»»

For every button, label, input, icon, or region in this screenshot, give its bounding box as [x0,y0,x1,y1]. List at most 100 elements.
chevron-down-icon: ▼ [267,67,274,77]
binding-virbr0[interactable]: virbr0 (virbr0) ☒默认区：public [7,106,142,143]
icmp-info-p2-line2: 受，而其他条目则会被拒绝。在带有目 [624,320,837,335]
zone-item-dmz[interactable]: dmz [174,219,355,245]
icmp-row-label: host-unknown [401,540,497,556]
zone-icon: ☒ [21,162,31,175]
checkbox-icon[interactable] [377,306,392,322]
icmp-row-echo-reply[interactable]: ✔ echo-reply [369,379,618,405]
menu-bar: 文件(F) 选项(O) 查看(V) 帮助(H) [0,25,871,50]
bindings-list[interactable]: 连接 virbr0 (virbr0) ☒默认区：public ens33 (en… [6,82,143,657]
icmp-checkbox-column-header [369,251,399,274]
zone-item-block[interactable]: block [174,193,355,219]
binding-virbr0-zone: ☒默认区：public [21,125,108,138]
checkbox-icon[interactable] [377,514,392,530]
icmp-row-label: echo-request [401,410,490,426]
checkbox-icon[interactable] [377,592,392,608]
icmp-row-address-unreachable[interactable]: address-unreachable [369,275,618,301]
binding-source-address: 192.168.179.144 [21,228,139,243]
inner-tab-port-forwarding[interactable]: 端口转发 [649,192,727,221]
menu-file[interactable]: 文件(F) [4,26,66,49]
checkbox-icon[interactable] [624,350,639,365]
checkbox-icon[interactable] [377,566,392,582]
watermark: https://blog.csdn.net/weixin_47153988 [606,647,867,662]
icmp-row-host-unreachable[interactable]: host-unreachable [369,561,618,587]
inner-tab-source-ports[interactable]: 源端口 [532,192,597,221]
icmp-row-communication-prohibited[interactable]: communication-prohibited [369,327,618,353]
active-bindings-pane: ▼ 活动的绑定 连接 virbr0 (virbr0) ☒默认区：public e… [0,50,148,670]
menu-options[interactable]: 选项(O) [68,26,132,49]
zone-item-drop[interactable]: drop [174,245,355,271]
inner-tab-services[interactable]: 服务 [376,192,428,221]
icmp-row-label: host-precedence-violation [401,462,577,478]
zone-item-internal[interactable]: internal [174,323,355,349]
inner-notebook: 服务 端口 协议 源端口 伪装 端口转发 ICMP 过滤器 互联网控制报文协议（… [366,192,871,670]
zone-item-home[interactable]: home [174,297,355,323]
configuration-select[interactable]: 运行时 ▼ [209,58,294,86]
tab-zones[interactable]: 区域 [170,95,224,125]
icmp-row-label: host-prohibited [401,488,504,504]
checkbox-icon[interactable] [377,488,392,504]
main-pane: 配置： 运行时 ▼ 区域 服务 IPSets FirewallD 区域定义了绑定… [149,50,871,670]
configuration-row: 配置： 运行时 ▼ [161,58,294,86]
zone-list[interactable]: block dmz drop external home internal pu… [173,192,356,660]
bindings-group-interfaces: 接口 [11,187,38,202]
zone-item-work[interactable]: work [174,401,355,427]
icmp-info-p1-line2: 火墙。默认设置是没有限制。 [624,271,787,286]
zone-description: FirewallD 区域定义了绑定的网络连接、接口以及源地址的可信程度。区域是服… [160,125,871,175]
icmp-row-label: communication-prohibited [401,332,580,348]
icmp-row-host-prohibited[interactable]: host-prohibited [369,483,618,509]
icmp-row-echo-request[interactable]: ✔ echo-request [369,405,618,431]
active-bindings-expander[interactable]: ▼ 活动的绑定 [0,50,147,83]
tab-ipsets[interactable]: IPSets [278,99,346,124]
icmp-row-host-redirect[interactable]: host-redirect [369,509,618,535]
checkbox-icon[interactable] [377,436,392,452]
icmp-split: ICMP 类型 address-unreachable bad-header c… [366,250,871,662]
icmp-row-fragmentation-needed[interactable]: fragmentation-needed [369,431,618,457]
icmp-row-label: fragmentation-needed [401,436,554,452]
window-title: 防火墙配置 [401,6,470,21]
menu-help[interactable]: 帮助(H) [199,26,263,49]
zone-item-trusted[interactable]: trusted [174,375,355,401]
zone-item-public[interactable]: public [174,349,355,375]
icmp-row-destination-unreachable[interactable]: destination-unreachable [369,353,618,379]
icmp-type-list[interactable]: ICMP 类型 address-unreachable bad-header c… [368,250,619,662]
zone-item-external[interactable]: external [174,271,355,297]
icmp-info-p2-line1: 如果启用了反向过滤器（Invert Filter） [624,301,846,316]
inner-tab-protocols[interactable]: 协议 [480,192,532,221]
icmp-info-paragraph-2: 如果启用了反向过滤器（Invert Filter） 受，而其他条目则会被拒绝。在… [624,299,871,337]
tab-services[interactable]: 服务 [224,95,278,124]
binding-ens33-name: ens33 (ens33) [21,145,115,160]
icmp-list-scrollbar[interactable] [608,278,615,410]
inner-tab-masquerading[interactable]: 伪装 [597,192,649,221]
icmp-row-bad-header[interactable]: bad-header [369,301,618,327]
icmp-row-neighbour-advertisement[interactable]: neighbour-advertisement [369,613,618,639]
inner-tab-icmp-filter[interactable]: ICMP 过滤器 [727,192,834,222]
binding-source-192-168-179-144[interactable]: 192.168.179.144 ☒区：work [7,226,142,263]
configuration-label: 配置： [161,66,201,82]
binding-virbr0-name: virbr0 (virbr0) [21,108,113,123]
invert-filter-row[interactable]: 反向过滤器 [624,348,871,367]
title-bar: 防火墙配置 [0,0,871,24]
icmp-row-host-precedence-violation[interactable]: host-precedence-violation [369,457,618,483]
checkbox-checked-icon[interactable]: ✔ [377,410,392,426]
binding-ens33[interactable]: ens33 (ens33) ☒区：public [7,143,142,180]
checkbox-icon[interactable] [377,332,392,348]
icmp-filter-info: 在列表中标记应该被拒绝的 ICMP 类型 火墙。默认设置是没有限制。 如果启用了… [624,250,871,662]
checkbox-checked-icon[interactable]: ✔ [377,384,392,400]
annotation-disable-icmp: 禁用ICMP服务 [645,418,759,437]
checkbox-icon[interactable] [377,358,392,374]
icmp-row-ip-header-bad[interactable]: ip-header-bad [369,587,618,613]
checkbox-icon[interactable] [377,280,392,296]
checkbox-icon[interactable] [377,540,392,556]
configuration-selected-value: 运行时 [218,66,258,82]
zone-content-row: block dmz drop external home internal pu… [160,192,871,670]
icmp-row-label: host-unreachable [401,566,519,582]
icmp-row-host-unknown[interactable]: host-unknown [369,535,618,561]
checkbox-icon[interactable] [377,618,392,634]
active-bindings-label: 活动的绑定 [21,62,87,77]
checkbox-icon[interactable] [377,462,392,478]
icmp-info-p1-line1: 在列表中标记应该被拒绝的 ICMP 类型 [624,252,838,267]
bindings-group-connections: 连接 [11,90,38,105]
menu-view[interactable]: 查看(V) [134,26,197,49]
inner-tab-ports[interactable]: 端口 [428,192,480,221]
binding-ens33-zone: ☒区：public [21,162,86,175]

««

Stated problem: Render all of the rows above as a Markdown table with two columns, No. and Content, giving each row's number in order and its line, and leave out any blank lines.

Exercise result:
| No. | Content |
|---|---|
| 1 | For every button, label, input, icon, or region in this screenshot, give its bounding box as [x0,y0,x1,y1]. List at most 100 elements. |
| 2 | chevron-down-icon: ▼ [267,67,274,77] |
| 3 | binding-virbr0[interactable]: virbr0 (virbr0) ☒默认区：public [7,106,142,143] |
| 4 | icmp-info-p2-line2: 受，而其他条目则会被拒绝。在带有目 [624,320,837,335] |
| 5 | zone-item-dmz[interactable]: dmz [174,219,355,245] |
| 6 | icmp-row-label: host-unknown [401,540,497,556] |
| 7 | zone-icon: ☒ [21,162,31,175] |
| 8 | checkbox-icon[interactable] [377,306,392,322] |
| 9 | icmp-row-echo-reply[interactable]: ✔ echo-reply [369,379,618,405] |
| 10 | menu-bar: 文件(F) 选项(O) 查看(V) 帮助(H) [0,25,871,50] |
| 11 | bindings-list[interactable]: 连接 virbr0 (virbr0) ☒默认区：public ens33 (en… [6,82,143,657] |
| 12 | icmp-checkbox-column-header [369,251,399,274] |
| 13 | zone-item-block[interactable]: block [174,193,355,219] |
| 14 | binding-virbr0-zone: ☒默认区：public [21,125,108,138] |
| 15 | checkbox-icon[interactable] [377,514,392,530] |
| 16 | icmp-row-label: echo-request [401,410,490,426] |
| 17 | checkbox-icon[interactable] [377,592,392,608] |
| 18 | icmp-row-address-unreachable[interactable]: address-unreachable [369,275,618,301] |
| 19 | binding-source-address: 192.168.179.144 [21,228,139,243] |
| 20 | inner-tab-port-forwarding[interactable]: 端口转发 [649,192,727,221] |
| 21 | menu-file[interactable]: 文件(F) [4,26,66,49] |
| 22 | checkbox-icon[interactable] [624,350,639,365] |
| 23 | checkbox-icon[interactable] [377,566,392,582] |
| 24 | watermark: https://blog.csdn.net/weixin_47153988 [606,647,867,662] |
| 25 | icmp-row-host-unreachable[interactable]: host-unreachable [369,561,618,587] |
| 26 | inner-tab-source-ports[interactable]: 源端口 [532,192,597,221] |
| 27 | icmp-row-communication-prohibited[interactable]: communication-prohibited [369,327,618,353] |
| 28 | active-bindings-pane: ▼ 活动的绑定 连接 virbr0 (virbr0) ☒默认区：public e… [0,50,148,670] |
| 29 | menu-options[interactable]: 选项(O) [68,26,132,49] |
| 30 | zone-item-drop[interactable]: drop [174,245,355,271] |
| 31 | inner-tab-services[interactable]: 服务 [376,192,428,221] |
| 32 | icmp-row-label: host-precedence-violation [401,462,577,478] |
| 33 | zone-item-internal[interactable]: internal [174,323,355,349] |
| 34 | inner-notebook: 服务 端口 协议 源端口 伪装 端口转发 ICMP 过滤器 互联网控制报文协议（… [366,192,871,670] |
| 35 | zone-item-home[interactable]: home [174,297,355,323] |
| 36 | configuration-select[interactable]: 运行时 ▼ [209,58,294,86] |
| 37 | tab-zones[interactable]: 区域 [170,95,224,125] |
| 38 | icmp-row-label: host-prohibited [401,488,504,504] |
| 39 | checkbox-icon[interactable] [377,488,392,504] |
| 40 | main-pane: 配置： 运行时 ▼ 区域 服务 IPSets FirewallD 区域定义了绑定… [149,50,871,670] |
| 41 | configuration-row: 配置： 运行时 ▼ [161,58,294,86] |
| 42 | zone-list[interactable]: block dmz drop external home internal pu… [173,192,356,660] |
| 43 | bindings-group-interfaces: 接口 [11,187,38,202] |
| 44 | zone-item-work[interactable]: work [174,401,355,427] |
| 45 | icmp-info-p1-line2: 火墙。默认设置是没有限制。 [624,271,787,286] |
| 46 | zone-description: FirewallD 区域定义了绑定的网络连接、接口以及源地址的可信程度。区域是服… [160,125,871,175] |
| 47 | icmp-row-label: communication-prohibited [401,332,580,348] |
| 48 | icmp-row-host-prohibited[interactable]: host-prohibited [369,483,618,509] |
| 49 | icmp-row-echo-request[interactable]: ✔ echo-request [369,405,618,431] |
| 50 | active-bindings-expander[interactable]: ▼ 活动的绑定 [0,50,147,83] |
| 51 | tab-ipsets[interactable]: IPSets [278,99,346,124] |
| 52 | icmp-row-host-redirect[interactable]: host-redirect [369,509,618,535] |
| 53 | checkbox-icon[interactable] [377,436,392,452] |
| 54 | icmp-split: ICMP 类型 address-unreachable bad-header c… [366,250,871,662] |
| 55 | icmp-row-fragmentation-needed[interactable]: fragmentation-needed [369,431,618,457] |
| 56 | icmp-row-label: fragmentation-needed [401,436,554,452] |
| 57 | window-title: 防火墙配置 [401,6,470,21] |
| 58 | menu-help[interactable]: 帮助(H) [199,26,263,49] |
| 59 | zone-item-trusted[interactable]: trusted [174,375,355,401] |
| 60 | zone-item-public[interactable]: public [174,349,355,375] |
| 61 | icmp-row-destination-unreachable[interactable]: destination-unreachable [369,353,618,379] |
| 62 | icmp-type-list[interactable]: ICMP 类型 address-unreachable bad-header c… [368,250,619,662] |
| 63 | zone-item-external[interactable]: external [174,271,355,297] |
| 64 | icmp-info-p2-line1: 如果启用了反向过滤器（Invert Filter） [624,301,846,316] |
| 65 | inner-tab-protocols[interactable]: 协议 [480,192,532,221] |
| 66 | icmp-info-paragraph-2: 如果启用了反向过滤器（Invert Filter） 受，而其他条目则会被拒绝。在… [624,299,871,337] |
| 67 | tab-services[interactable]: 服务 [224,95,278,124] |
| 68 | binding-ens33-name: ens33 (ens33) [21,145,115,160] |
| 69 | icmp-list-scrollbar[interactable] [608,278,615,410] |
| 70 | inner-tab-masquerading[interactable]: 伪装 [597,192,649,221] |
| 71 | icmp-row-bad-header[interactable]: bad-header [369,301,618,327] |
| 72 | icmp-row-neighbour-advertisement[interactable]: neighbour-advertisement [369,613,618,639] |
| 73 | inner-tab-icmp-filter[interactable]: ICMP 过滤器 [727,192,834,222] |
| 74 | binding-source-192-168-179-144[interactable]: 192.168.179.144 ☒区：work [7,226,142,263] |
| 75 | configuration-label: 配置： [161,66,201,82] |
| 76 | binding-virbr0-name: virbr0 (virbr0) [21,108,113,123] |
| 77 | invert-filter-row[interactable]: 反向过滤器 [624,348,871,367] |
| 78 | title-bar: 防火墙配置 [0,0,871,24] |
| 79 | icmp-row-host-precedence-violation[interactable]: host-precedence-violation [369,457,618,483] |
| 80 | checkbox-checked-icon[interactable]: ✔ [377,410,392,426] |
| 81 | binding-ens33[interactable]: ens33 (ens33) ☒区：public [7,143,142,180] |
| 82 | checkbox-icon[interactable] [377,332,392,348] |
| 83 | icmp-filter-info: 在列表中标记应该被拒绝的 ICMP 类型 火墙。默认设置是没有限制。 如果启用了… [624,250,871,662] |
| 84 | checkbox-checked-icon[interactable]: ✔ [377,384,392,400] |
| 85 | annotation-disable-icmp: 禁用ICMP服务 [645,418,759,437] |
| 86 | checkbox-icon[interactable] [377,358,392,374] |
| 87 | icmp-row-ip-header-bad[interactable]: ip-header-bad [369,587,618,613] |
| 88 | checkbox-icon[interactable] [377,280,392,296] |
| 89 | checkbox-icon[interactable] [377,540,392,556] |
| 90 | configuration-selected-value: 运行时 [218,66,258,82] |
| 91 | zone-content-row: block dmz drop external home internal pu… [160,192,871,670] |
| 92 | icmp-row-label: host-unreachable [401,566,519,582] |
| 93 | icmp-row-host-unknown[interactable]: host-unknown [369,535,618,561] |
| 94 | checkbox-icon[interactable] [377,618,392,634] |
| 95 | active-bindings-label: 活动的绑定 [21,62,87,77] |
| 96 | checkbox-icon[interactable] [377,462,392,478] |
| 97 | icmp-info-p1-line1: 在列表中标记应该被拒绝的 ICMP 类型 [624,252,838,267] |
| 98 | bindings-group-connections: 连接 [11,90,38,105] |
| 99 | menu-view[interactable]: 查看(V) [134,26,197,49] |
| 100 | inner-tab-ports[interactable]: 端口 [428,192,480,221] |
| 101 | binding-ens33-zone: ☒区：public [21,162,86,175] |